Reading passage:
----

Court Opinion

ID: 4649748
Source: CourtListenerOpinion
Date Created: 2021-01-07 18:08:17.855784+00
Date Added: 2024-06-11T08:01:27.261708
License: Public Domain

Price v Turner Constr. Co. (2021 NY Slip Op 00039)

Price v Turner Constr. Co.

2021 NY Slip Op 00039

Decided on January 05, 2021

Appellate Division, First Department

Published by New York State Law Reporting Bureau pursuant to Judiciary Law § 431.

This opinion is uncorrected and subject to revision before publication in the Official Reports.

Decided and Entered: January 05, 2021

Before: Webber, J.P., Singh, Kennedy, Shulman, JJ. 

Index No. 300720/16 Appeal No. 12785 Case No. 2020-03225 

[*1]Natatsha Price, Plaintiff-Appellant,
vTurner Construction Company, et al., Defendants-Respondents, Consolidated Edison Company of New York, Inc., Defendant.

Kenneth J. Ready & Associates, Mineola (Gregory S. Gennarelli of counsel), for appellant.
Pillinger Miller Tarallo, LLP, Elmsford (Michael Neri of counsel), for respondents.

Order, Supreme Court, Bronx County (Alison Y. Tuitt, J.), entered on or about November 19, 2019, which, to the extent appealed from, granted the motion of defendants Turner Construction and Intricate Construction for summary judgment dismissing the action as against them, unanimously affirmed, without costs.
Turner Construction (Turner) contracted with the New York City School Construction Authority to construct a new school and abutting sidewalks on West 44th Street in Manhattan. Turner hired Intricate Construction as its concrete subcontractor on the project. Plaintiff allegedly tripped and fell on protruding anchor bolts in the sidewalk, near the curb, which supported a street light pole that had been removed at some point prior to, or during the project work. Before plaintiff's accident, excavation work undertaken by Turner/Intricate on the sidewalk had damaged the foundation that supported the light pole base and said defendants repaired the foundation and light pole base, including reinstallation of the same anchor bolts in the light pole base.

----

Source information:
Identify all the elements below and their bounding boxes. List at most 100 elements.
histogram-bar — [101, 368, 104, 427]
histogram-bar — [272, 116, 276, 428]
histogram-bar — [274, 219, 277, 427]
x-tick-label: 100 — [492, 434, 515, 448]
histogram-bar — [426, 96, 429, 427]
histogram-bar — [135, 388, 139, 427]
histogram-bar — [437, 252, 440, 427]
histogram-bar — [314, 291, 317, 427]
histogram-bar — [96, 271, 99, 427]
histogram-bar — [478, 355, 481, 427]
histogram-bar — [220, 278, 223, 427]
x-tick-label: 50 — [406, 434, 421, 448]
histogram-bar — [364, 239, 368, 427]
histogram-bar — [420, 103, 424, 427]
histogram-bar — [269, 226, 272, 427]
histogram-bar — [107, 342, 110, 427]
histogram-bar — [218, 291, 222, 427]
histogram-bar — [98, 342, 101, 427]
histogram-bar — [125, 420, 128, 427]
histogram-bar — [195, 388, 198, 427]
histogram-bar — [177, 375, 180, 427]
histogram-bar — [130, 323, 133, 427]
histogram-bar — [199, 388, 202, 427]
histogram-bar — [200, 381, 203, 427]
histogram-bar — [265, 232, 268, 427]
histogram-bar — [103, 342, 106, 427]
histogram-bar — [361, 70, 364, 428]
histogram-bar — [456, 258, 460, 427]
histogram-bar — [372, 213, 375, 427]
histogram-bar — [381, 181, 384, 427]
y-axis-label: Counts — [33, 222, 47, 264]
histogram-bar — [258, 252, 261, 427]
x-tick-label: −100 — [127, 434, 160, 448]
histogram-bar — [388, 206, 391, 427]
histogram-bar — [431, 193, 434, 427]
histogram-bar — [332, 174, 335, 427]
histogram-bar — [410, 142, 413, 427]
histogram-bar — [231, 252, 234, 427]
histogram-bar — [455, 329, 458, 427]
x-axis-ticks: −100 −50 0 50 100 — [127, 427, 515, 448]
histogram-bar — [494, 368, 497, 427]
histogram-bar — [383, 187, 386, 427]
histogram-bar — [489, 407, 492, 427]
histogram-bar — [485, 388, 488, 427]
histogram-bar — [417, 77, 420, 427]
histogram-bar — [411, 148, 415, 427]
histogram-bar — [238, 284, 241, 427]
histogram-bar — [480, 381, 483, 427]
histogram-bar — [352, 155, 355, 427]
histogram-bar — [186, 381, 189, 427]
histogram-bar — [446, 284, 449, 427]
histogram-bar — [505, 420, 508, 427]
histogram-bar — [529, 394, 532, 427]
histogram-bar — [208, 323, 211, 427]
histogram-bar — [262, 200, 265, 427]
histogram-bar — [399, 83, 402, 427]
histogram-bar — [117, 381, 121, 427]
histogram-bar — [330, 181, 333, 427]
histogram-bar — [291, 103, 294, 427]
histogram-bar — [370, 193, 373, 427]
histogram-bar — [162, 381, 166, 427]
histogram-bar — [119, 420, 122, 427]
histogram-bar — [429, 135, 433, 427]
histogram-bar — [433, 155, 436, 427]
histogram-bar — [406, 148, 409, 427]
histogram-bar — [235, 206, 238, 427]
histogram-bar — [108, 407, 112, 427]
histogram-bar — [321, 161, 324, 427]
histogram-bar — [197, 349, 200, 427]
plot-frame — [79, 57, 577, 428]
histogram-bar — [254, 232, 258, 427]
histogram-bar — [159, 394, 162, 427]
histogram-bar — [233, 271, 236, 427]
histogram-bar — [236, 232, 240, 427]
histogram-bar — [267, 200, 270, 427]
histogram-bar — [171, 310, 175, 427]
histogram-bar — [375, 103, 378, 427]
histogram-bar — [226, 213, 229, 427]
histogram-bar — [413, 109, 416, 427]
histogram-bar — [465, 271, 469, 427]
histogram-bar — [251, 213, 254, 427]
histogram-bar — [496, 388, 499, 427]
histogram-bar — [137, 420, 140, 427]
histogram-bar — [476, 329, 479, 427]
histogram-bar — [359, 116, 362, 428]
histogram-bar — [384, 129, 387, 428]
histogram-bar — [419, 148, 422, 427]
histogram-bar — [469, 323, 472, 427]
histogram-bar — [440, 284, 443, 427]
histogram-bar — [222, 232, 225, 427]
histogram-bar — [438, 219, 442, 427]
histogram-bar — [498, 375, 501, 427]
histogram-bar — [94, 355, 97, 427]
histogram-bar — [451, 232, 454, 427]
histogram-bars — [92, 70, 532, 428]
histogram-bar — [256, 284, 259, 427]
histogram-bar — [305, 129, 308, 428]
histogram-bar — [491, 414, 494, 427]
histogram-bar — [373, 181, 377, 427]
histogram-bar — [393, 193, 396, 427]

----

Work to be completed:
Using the court opinion, list every justice named on the panel that decided the appeal.

Solved exercise:
Webber, J.P.; Singh; Kennedy; Shulman